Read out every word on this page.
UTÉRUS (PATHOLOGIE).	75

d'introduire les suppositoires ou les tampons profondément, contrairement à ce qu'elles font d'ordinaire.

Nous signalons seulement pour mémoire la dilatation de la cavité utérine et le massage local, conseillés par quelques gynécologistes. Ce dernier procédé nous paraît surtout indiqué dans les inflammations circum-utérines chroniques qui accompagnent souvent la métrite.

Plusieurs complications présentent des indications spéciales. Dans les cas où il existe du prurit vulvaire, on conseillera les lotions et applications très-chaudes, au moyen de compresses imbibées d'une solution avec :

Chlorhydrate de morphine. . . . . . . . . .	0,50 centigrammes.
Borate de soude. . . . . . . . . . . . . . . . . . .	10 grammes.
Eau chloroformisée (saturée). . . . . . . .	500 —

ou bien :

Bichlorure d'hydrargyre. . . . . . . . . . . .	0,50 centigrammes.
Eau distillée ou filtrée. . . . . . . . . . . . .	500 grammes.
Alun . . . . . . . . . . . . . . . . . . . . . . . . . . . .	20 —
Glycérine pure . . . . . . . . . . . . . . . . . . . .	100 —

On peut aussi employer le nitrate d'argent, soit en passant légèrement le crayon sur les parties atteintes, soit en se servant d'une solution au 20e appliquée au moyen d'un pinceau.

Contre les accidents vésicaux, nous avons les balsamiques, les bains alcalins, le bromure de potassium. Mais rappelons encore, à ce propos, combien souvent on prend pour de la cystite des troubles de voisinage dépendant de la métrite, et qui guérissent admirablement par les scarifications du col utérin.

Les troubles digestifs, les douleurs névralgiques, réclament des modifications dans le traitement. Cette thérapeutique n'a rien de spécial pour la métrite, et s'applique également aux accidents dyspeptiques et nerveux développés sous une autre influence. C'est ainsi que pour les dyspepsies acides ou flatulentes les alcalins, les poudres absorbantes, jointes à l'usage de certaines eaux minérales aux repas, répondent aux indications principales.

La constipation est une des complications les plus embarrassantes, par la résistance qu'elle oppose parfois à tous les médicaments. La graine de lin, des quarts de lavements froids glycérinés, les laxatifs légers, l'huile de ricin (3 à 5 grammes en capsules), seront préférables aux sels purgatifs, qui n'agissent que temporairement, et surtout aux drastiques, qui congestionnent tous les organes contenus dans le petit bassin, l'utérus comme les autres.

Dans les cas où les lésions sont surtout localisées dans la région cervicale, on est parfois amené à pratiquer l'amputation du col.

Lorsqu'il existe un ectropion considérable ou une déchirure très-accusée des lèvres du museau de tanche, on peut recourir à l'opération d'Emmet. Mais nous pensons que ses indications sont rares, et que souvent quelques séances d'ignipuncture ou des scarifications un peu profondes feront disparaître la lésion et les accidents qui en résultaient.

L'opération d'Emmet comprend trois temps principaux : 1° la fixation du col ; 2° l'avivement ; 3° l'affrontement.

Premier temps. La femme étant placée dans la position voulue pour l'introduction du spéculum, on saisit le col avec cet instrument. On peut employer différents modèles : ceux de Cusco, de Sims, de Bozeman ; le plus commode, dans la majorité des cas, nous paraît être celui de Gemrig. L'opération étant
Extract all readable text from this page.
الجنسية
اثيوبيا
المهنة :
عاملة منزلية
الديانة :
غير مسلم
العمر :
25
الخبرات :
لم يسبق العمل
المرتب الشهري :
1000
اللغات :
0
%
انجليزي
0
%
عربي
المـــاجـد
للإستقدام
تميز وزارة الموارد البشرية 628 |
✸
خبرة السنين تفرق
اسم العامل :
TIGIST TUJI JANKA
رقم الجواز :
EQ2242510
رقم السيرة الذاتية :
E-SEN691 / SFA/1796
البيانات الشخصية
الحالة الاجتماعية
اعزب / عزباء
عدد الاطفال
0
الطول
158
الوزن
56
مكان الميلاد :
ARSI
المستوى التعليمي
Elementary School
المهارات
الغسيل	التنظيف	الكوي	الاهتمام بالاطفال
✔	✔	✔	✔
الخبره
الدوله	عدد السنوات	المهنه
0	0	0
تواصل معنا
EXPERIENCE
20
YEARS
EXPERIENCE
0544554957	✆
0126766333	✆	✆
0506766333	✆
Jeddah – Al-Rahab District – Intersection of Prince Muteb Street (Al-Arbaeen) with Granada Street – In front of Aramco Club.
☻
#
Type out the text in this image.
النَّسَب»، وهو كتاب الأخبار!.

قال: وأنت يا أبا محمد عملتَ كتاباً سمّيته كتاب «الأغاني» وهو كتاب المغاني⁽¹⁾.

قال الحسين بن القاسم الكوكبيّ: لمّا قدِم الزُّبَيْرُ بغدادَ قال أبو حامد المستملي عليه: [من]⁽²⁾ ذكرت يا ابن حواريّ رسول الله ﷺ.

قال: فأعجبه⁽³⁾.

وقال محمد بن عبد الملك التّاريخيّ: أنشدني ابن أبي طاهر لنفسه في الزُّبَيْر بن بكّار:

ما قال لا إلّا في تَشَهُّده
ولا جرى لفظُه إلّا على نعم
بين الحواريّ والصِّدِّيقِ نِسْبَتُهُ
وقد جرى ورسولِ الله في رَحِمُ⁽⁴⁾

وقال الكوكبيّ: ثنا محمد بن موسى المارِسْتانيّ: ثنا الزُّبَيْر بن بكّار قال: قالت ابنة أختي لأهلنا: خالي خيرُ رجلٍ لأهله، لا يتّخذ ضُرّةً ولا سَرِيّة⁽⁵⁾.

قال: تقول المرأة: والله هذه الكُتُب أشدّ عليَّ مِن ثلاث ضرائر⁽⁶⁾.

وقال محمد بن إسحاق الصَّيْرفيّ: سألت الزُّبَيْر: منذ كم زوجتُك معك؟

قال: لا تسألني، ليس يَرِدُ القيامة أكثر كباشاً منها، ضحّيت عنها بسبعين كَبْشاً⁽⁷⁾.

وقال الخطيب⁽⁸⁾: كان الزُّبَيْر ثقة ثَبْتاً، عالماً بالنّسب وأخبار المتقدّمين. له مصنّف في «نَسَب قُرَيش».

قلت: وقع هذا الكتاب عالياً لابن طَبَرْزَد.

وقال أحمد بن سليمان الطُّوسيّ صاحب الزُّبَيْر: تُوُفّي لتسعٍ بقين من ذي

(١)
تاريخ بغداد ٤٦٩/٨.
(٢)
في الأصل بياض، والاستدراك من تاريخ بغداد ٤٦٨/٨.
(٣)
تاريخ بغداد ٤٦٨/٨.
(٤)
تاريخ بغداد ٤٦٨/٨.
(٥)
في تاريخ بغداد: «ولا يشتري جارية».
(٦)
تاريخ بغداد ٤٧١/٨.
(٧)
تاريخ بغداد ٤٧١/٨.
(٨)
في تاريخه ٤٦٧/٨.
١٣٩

**Set problem:** Return each entry from the material above exactly as it appears.

**Solution to the problem:**
Read out every word on this page.
UTÉRUS (PATHOLOGIE).	75

d'introduire les suppositoires ou les tampons profondément, contrairement à ce qu'elles font d'ordinaire.

Nous signalons seulement pour mémoire la dilatation de la cavité utérine et le massage local, conseillés par quelques gynécologistes. Ce dernier procédé nous paraît surtout indiqué dans les inflammations circum-utérines chroniques qui accompagnent souvent la métrite.

Plusieurs complications présentent des indications spéciales. Dans les cas où il existe du prurit vulvaire, on conseillera les lotions et applications très-chaudes, au moyen de compresses imbibées d'une solution avec :

Chlorhydrate de morphine. . . . . . . . . .	0,50 centigrammes.
Borate de soude. . . . . . . . . . . . . . . . . . .	10 grammes.
Eau chloroformisée (saturée). . . . . . . .	500 —

ou bien :

Bichlorure d'hydrargyre. . . . . . . . . . . .	0,50 centigrammes.
Eau distillée ou filtrée. . . . . . . . . . . . .	500 grammes.
Alun . . . . . . . . . . . . . . . . . . . . . . . . . . . .	20 —
Glycérine pure . . . . . . . . . . . . . . . . . . . .	100 —

On peut aussi employer le nitrate d'argent, soit en passant légèrement le crayon sur les parties atteintes, soit en se servant d'une solution au 20e appliquée au moyen d'un pinceau.

Contre les accidents vésicaux, nous avons les balsamiques, les bains alcalins, le bromure de potassium. Mais rappelons encore, à ce propos, combien souvent on prend pour de la cystite des troubles de voisinage dépendant de la métrite, et qui guérissent admirablement par les scarifications du col utérin.

Les troubles digestifs, les douleurs névralgiques, réclament des modifications dans le traitement. Cette thérapeutique n'a rien de spécial pour la métrite, et s'applique également aux accidents dyspeptiques et nerveux développés sous une autre influence. C'est ainsi que pour les dyspepsies acides ou flatulentes les alcalins, les poudres absorbantes, jointes à l'usage de certaines eaux minérales aux repas, répondent aux indications principales.

La constipation est une des complications les plus embarrassantes, par la résistance qu'elle oppose parfois à tous les médicaments. La graine de lin, des quarts de lavements froids glycérinés, les laxatifs légers, l'huile de ricin (3 à 5 grammes en capsules), seront préférables aux sels purgatifs, qui n'agissent que temporairement, et surtout aux drastiques, qui congestionnent tous les organes contenus dans le petit bassin, l'utérus comme les autres.

Dans les cas où les lésions sont surtout localisées dans la région cervicale, on est parfois amené à pratiquer l'amputation du col.

Lorsqu'il existe un ectropion considérable ou une déchirure très-accusée des lèvres du museau de tanche, on peut recourir à l'opération d'Emmet. Mais nous pensons que ses indications sont rares, et que souvent quelques séances d'ignipuncture ou des scarifications un peu profondes feront disparaître la lésion et les accidents qui en résultaient.

L'opération d'Emmet comprend trois temps principaux : 1° la fixation du col ; 2° l'avivement ; 3° l'affrontement.

Premier temps. La femme étant placée dans la position voulue pour l'introduction du spéculum, on saisit le col avec cet instrument. On peut employer différents modèles : ceux de Cusco, de Sims, de Bozeman ; le plus commode, dans la majorité des cas, nous paraît être celui de Gemrig. L'opération étant
Extract all readable text from this page.
الجنسية
اثيوبيا
المهنة :
عاملة منزلية
الديانة :
غير مسلم
العمر :
25
الخبرات :
لم يسبق العمل
المرتب الشهري :
1000
اللغات :
0
%
انجليزي
0
%
عربي
المـــاجـد
للإستقدام
تميز وزارة الموارد البشرية 628 |
✸
خبرة السنين تفرق
اسم العامل :
TIGIST TUJI JANKA
رقم الجواز :
EQ2242510
رقم السيرة الذاتية :
E-SEN691 / SFA/1796
البيانات الشخصية
الحالة الاجتماعية
اعزب / عزباء
عدد الاطفال
0
الطول
158
الوزن
56
مكان الميلاد :
ARSI
المستوى التعليمي
Elementary School
المهارات
الغسيل	التنظيف	الكوي	الاهتمام بالاطفال
✔	✔	✔	✔
الخبره
الدوله	عدد السنوات	المهنه
0	0	0
تواصل معنا
EXPERIENCE
20
YEARS
EXPERIENCE
0544554957	✆
0126766333	✆	✆
0506766333	✆
Jeddah – Al-Rahab District – Intersection of Prince Muteb Street (Al-Arbaeen) with Granada Street – In front of Aramco Club.
☻
#
Type out the text in this image.
النَّسَب»، وهو كتاب الأخبار!.

قال: وأنت يا أبا محمد عملتَ كتاباً سمّيته كتاب «الأغاني» وهو كتاب المغاني⁽¹⁾.

قال الحسين بن القاسم الكوكبيّ: لمّا قدِم الزُّبَيْرُ بغدادَ قال أبو حامد المستملي عليه: [من]⁽²⁾ ذكرت يا ابن حواريّ رسول الله ﷺ.

قال: فأعجبه⁽³⁾.

وقال محمد بن عبد الملك التّاريخيّ: أنشدني ابن أبي طاهر لنفسه في الزُّبَيْر بن بكّار:

ما قال لا إلّا في تَشَهُّده
ولا جرى لفظُه إلّا على نعم
بين الحواريّ والصِّدِّيقِ نِسْبَتُهُ
وقد جرى ورسولِ الله في رَحِمُ⁽⁴⁾

وقال الكوكبيّ: ثنا محمد بن موسى المارِسْتانيّ: ثنا الزُّبَيْر بن بكّار قال: قالت ابنة أختي لأهلنا: خالي خيرُ رجلٍ لأهله، لا يتّخذ ضُرّةً ولا سَرِيّة⁽⁵⁾.

قال: تقول المرأة: والله هذه الكُتُب أشدّ عليَّ مِن ثلاث ضرائر⁽⁶⁾.

وقال محمد بن إسحاق الصَّيْرفيّ: سألت الزُّبَيْر: منذ كم زوجتُك معك؟

قال: لا تسألني، ليس يَرِدُ القيامة أكثر كباشاً منها، ضحّيت عنها بسبعين كَبْشاً⁽⁷⁾.

وقال الخطيب⁽⁸⁾: كان الزُّبَيْر ثقة ثَبْتاً، عالماً بالنّسب وأخبار المتقدّمين. له مصنّف في «نَسَب قُرَيش».

قلت: وقع هذا الكتاب عالياً لابن طَبَرْزَد.

وقال أحمد بن سليمان الطُّوسيّ صاحب الزُّبَيْر: تُوُفّي لتسعٍ بقين من ذي

(١)
تاريخ بغداد ٤٦٩/٨.
(٢)
في الأصل بياض، والاستدراك من تاريخ بغداد ٤٦٨/٨.
(٣)
تاريخ بغداد ٤٦٨/٨.
(٤)
تاريخ بغداد ٤٦٨/٨.
(٥)
في تاريخ بغداد: «ولا يشتري جارية».
(٦)
تاريخ بغداد ٤٧١/٨.
(٧)
تاريخ بغداد ٤٧١/٨.
(٨)
في تاريخه ٤٦٧/٨.
١٣٩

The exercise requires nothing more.